__Requirement__: Copy out all lines of the records in which the word "SPTGI" appears.

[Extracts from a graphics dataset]
--------------------------------
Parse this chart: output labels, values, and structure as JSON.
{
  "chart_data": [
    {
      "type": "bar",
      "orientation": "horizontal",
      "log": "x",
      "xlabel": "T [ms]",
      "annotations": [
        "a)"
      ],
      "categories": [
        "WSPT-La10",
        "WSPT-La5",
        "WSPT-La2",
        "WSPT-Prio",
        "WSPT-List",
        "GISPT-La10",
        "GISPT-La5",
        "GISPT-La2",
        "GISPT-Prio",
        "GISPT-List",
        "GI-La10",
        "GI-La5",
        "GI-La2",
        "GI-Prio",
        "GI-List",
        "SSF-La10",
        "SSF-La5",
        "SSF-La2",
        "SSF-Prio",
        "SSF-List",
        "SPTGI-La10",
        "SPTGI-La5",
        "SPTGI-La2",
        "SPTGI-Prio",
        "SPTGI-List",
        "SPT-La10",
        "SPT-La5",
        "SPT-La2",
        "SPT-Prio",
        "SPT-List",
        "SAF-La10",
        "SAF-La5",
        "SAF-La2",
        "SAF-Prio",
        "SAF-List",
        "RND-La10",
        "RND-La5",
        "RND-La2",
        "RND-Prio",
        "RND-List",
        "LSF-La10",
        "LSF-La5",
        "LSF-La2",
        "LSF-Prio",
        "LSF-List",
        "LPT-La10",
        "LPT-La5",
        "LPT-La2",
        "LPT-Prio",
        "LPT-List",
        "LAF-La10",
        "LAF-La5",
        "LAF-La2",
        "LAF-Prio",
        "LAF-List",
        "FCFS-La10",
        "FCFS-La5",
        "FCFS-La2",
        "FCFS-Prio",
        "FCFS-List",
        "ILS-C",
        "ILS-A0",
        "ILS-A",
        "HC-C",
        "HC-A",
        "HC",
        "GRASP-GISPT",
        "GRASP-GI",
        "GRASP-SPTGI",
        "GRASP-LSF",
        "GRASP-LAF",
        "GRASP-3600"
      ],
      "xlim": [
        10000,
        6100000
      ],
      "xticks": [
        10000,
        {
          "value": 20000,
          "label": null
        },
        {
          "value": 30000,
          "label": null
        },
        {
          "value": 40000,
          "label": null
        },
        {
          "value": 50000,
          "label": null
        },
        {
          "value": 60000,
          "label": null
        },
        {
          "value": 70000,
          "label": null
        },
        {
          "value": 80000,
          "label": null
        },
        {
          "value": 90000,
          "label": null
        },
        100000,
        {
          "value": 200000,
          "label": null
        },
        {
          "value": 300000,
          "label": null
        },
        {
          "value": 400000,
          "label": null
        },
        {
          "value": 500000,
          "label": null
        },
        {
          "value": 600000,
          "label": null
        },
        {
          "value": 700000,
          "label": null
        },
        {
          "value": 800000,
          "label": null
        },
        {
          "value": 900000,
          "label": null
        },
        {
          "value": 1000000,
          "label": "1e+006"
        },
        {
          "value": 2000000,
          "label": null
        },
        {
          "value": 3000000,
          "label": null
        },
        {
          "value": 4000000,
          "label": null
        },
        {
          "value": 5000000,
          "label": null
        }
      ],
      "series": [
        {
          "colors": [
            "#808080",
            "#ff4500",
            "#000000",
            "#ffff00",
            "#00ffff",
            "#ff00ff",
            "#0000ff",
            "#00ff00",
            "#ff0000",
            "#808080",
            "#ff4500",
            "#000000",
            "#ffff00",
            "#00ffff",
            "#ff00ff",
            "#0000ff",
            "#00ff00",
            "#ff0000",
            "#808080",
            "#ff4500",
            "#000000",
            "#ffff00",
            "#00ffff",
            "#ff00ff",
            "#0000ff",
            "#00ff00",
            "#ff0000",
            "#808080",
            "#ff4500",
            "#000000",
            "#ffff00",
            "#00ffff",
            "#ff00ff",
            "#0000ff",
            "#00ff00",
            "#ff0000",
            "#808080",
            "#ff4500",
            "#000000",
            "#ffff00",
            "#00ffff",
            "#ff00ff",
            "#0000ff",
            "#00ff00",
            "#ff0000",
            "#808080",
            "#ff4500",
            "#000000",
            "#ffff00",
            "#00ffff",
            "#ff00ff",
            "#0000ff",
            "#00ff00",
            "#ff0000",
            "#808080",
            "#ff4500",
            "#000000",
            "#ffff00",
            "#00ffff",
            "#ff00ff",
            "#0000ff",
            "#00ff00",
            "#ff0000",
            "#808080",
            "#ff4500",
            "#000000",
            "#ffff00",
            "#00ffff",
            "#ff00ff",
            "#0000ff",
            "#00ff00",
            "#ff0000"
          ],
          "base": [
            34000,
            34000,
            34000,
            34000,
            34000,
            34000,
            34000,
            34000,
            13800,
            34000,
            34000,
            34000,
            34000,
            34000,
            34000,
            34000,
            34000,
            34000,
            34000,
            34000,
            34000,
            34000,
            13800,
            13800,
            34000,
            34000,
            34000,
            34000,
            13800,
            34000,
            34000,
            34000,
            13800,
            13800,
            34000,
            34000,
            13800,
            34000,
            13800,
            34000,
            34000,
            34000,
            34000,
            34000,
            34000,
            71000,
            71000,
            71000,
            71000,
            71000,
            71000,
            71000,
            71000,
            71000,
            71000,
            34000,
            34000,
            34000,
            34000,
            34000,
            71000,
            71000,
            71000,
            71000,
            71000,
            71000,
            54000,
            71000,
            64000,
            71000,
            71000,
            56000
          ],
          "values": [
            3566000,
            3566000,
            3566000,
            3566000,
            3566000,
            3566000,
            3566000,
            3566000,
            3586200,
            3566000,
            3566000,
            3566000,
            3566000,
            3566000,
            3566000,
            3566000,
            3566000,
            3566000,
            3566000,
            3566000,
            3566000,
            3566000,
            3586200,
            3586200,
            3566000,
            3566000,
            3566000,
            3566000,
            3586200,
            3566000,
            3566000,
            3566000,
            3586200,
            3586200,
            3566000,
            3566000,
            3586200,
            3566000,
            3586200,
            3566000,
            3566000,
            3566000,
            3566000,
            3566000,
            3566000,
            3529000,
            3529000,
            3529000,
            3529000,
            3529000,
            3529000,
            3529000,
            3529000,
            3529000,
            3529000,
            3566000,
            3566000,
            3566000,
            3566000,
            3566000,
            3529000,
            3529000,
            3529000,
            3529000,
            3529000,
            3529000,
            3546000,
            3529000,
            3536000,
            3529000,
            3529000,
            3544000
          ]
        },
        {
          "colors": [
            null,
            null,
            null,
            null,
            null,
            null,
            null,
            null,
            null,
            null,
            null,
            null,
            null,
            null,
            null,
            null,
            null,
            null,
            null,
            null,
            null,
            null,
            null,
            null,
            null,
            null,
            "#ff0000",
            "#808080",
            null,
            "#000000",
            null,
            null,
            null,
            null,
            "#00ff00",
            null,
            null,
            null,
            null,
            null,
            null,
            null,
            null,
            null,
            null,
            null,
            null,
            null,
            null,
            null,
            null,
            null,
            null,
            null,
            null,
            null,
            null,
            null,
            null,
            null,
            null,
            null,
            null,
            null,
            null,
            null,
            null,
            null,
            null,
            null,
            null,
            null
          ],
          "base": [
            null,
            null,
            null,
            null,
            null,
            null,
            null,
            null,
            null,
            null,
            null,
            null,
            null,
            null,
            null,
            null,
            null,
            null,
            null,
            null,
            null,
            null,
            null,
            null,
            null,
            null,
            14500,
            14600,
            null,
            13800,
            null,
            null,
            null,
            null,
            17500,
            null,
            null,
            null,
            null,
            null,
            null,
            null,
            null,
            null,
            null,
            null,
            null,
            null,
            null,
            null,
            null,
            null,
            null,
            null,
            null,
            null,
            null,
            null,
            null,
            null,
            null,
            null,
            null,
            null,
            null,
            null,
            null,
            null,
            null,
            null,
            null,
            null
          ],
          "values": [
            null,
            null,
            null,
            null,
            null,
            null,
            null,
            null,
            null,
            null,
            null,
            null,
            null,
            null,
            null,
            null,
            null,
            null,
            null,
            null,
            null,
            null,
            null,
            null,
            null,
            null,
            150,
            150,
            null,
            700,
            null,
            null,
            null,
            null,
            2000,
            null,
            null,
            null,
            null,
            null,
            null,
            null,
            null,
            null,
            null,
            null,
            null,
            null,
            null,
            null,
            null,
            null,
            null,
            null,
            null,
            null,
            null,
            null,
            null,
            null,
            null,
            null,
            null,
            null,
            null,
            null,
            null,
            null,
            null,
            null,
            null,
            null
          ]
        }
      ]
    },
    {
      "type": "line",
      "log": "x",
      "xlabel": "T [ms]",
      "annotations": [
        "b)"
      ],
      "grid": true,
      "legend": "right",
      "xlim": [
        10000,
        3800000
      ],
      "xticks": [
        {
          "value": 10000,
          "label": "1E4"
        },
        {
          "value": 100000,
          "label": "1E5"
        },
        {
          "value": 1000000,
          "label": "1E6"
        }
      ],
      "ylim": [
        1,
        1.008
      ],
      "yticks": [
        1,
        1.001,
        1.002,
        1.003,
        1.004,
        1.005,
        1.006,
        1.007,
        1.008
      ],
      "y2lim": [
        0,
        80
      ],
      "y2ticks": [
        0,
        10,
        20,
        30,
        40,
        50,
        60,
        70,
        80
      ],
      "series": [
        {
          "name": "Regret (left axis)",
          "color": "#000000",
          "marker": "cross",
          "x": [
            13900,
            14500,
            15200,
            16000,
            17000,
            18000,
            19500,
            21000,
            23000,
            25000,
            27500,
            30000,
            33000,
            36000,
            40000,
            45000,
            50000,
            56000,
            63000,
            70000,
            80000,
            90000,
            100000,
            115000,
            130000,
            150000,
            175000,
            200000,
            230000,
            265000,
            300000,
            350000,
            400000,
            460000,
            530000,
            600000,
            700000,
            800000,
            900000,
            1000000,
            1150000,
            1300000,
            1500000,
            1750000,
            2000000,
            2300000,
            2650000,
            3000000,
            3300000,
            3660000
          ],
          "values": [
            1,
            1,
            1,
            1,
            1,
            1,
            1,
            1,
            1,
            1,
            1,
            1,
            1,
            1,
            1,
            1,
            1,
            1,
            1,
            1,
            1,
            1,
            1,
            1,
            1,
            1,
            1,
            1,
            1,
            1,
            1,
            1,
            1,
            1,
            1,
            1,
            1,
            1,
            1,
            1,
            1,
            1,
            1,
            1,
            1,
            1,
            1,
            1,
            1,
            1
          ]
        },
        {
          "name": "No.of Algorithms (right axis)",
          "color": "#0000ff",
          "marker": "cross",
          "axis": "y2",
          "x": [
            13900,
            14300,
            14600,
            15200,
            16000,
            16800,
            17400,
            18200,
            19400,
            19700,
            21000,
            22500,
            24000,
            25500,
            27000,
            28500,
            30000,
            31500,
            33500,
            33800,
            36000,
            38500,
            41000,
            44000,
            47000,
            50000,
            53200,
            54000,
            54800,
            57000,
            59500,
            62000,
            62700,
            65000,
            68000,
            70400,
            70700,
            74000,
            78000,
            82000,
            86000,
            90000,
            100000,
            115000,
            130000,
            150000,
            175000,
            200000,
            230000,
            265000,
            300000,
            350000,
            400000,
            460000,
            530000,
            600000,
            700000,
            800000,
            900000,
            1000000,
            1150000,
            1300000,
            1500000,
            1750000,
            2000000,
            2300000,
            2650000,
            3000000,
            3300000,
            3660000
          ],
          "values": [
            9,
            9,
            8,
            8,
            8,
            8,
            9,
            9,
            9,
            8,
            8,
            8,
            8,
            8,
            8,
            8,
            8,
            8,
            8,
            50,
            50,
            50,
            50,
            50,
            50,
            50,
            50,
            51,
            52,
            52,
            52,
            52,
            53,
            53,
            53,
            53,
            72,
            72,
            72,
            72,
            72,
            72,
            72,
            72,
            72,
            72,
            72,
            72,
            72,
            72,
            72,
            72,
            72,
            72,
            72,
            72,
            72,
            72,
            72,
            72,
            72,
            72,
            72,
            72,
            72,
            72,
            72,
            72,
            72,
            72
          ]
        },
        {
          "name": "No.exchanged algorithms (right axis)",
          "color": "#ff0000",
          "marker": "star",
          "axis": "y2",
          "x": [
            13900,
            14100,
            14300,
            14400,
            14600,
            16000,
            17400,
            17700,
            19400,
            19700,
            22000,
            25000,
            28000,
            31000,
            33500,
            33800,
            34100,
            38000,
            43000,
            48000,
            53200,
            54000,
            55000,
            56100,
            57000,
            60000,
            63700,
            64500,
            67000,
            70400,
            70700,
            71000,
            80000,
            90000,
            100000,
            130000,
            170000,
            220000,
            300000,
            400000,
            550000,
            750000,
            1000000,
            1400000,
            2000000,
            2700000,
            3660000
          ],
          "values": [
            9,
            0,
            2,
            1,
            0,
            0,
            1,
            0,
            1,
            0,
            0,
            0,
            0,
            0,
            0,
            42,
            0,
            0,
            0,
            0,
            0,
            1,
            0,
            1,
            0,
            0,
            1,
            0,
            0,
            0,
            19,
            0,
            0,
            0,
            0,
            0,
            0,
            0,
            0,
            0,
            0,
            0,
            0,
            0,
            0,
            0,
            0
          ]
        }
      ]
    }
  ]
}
--------------------------------
__Worked solution__:
        "SPTGI-La10",
        "SPTGI-La5",
        "SPTGI-La2",
        "SPTGI-Prio",
        "SPTGI-List",
        "GRASP-SPTGI",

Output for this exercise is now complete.